▶ [Recorded data]:
================
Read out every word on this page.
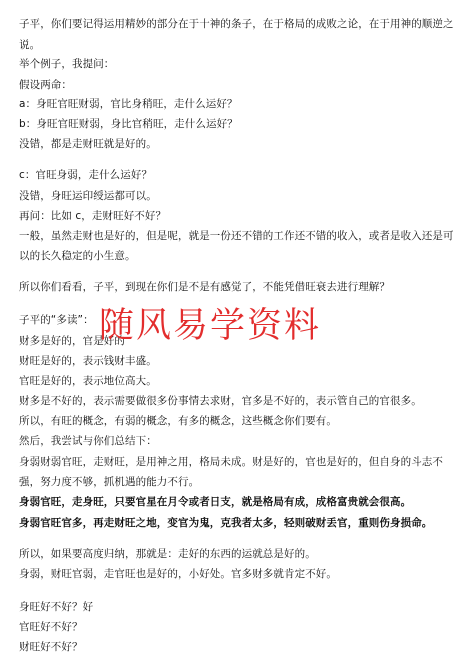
子平，你们要记得运用精妙的部分在于十神的条子，在于格局的成败之论，在于用神的顺逆之
说。
举个例子，我提问：
假设两命：
a：身旺官旺财弱，官比身稍旺，走什么运好？
b：身旺官旺财弱，身比官稍旺，走什么运好？
没错，都是走财旺就是好的。
c：官旺身弱，走什么运好？
没错，身旺运印绶运都可以。
再问：比如 c，走财旺好不好？
一般，虽然走财也是好的，但是呢，就是一份还不错的工作还不错的收入，或者是收入还是可
以的长久稳定的小生意。
所以你们看看，子平，到现在你们是不是有感觉了，不能凭借旺衰去进行理解？
子平的“多读”：
财多是好的，官是好的
财旺是好的，表示钱财丰盛。
官旺是好的，表示地位高大。
财多是不好的，表示需要做很多份事情去求财，官多是不好的，表示管自己的官很多。
所以，有旺的概念，有弱的概念，有多的概念，这些概念你们要有。
然后，我尝试与你们总结下：
身弱财弱官旺，走财旺，是用神之用，格局未成。财是好的，官也是好的，但自身的斗志不
强，努力度不够，抓机遇的能力不行。
身弱官旺，走身旺，只要官星在月令或者日支，就是格局有成，成格富贵就会很高。
身弱官旺官多，再走财旺之地，变官为鬼，克我者太多，轻则破财丢官，重则伤身损命。
所以，如果要高度归纳，那就是：走好的东西的运就总是好的。
身弱，财旺官弱，走官旺也是好的，小好处。官多财多就肯定不好。
身旺好不好？好
官旺好不好？
财旺好不好？
随风易学资料
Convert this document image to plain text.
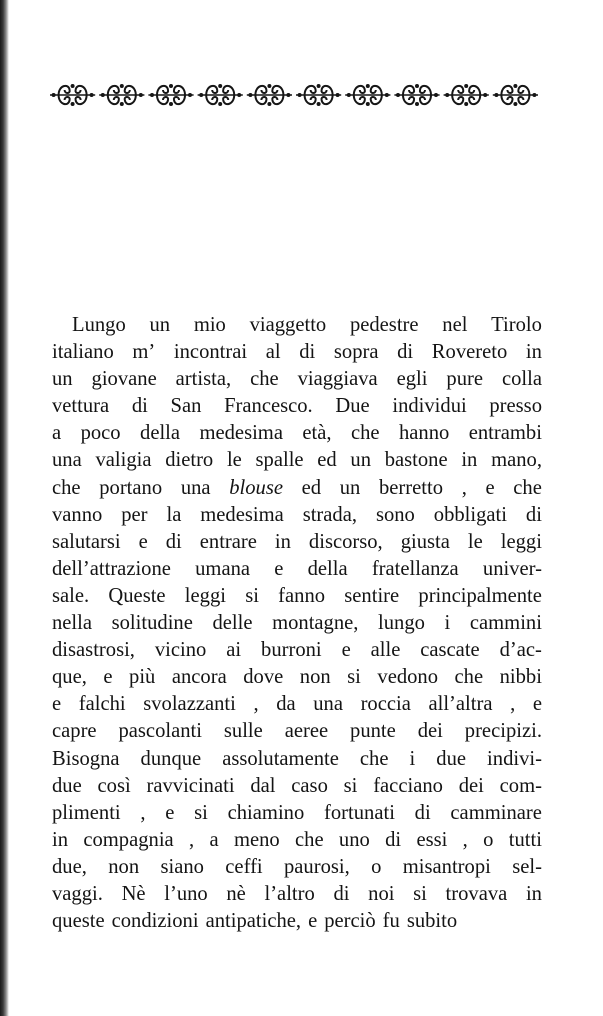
Lungo un mio viaggetto pedestre nel Tirolo
italiano m’ incontrai al di sopra di Rovereto in
un giovane artista, che viaggiava egli pure colla
vettura di San Francesco. Due individui presso
a poco della medesima età, che hanno entrambi
una valigia dietro le spalle ed un bastone in mano,
che portano una blouse ed un berretto , e che
vanno per la medesima strada, sono obbligati di
salutarsi e di entrare in discorso, giusta le leggi
dell’attrazione umana e della fratellanza univer-
sale. Queste leggi si fanno sentire principalmente
nella solitudine delle montagne, lungo i cammini
disastrosi, vicino ai burroni e alle cascate d’ac-
que, e più ancora dove non si vedono che nibbi
e falchi svolazzanti , da una roccia all’altra , e
capre pascolanti sulle aeree punte dei precipizi.
Bisogna dunque assolutamente che i due indivi-
due così ravvicinati dal caso si facciano dei com-
plimenti , e si chiamino fortunati di camminare
in compagnia , a meno che uno di essi , o tutti
due, non siano ceffi paurosi, o misantropi sel-
vaggi. Nè l’uno nè l’altro di noi si trovava in
queste condizioni antipatiche, e perciò fu subito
================
▶ [GIVEN INSTRUCTION]:
All lines from the one containing "Convert this document image to plain text." through the end of the data are to be written out exactly, with nothing added; skip the pictures.

▶ [OUTPUT OF THE TASK]:
Convert this document image to plain text.
Lungo un mio viaggetto pedestre nel Tirolo
italiano m’ incontrai al di sopra di Rovereto in
un giovane artista, che viaggiava egli pure colla
vettura di San Francesco. Due individui presso
a poco della medesima età, che hanno entrambi
una valigia dietro le spalle ed un bastone in mano,
che portano una blouse ed un berretto , e che
vanno per la medesima strada, sono obbligati di
salutarsi e di entrare in discorso, giusta le leggi
dell’attrazione umana e della fratellanza univer-
sale. Queste leggi si fanno sentire principalmente
nella solitudine delle montagne, lungo i cammini
disastrosi, vicino ai burroni e alle cascate d’ac-
que, e più ancora dove non si vedono che nibbi
e falchi svolazzanti , da una roccia all’altra , e
capre pascolanti sulle aeree punte dei precipizi.
Bisogna dunque assolutamente che i due indivi-
due così ravvicinati dal caso si facciano dei com-
plimenti , e si chiamino fortunati di camminare
in compagnia , a meno che uno di essi , o tutti
due, non siano ceffi paurosi, o misantropi sel-
vaggi. Nè l’uno nè l’altro di noi si trovava in
queste condizioni antipatiche, e perciò fu subito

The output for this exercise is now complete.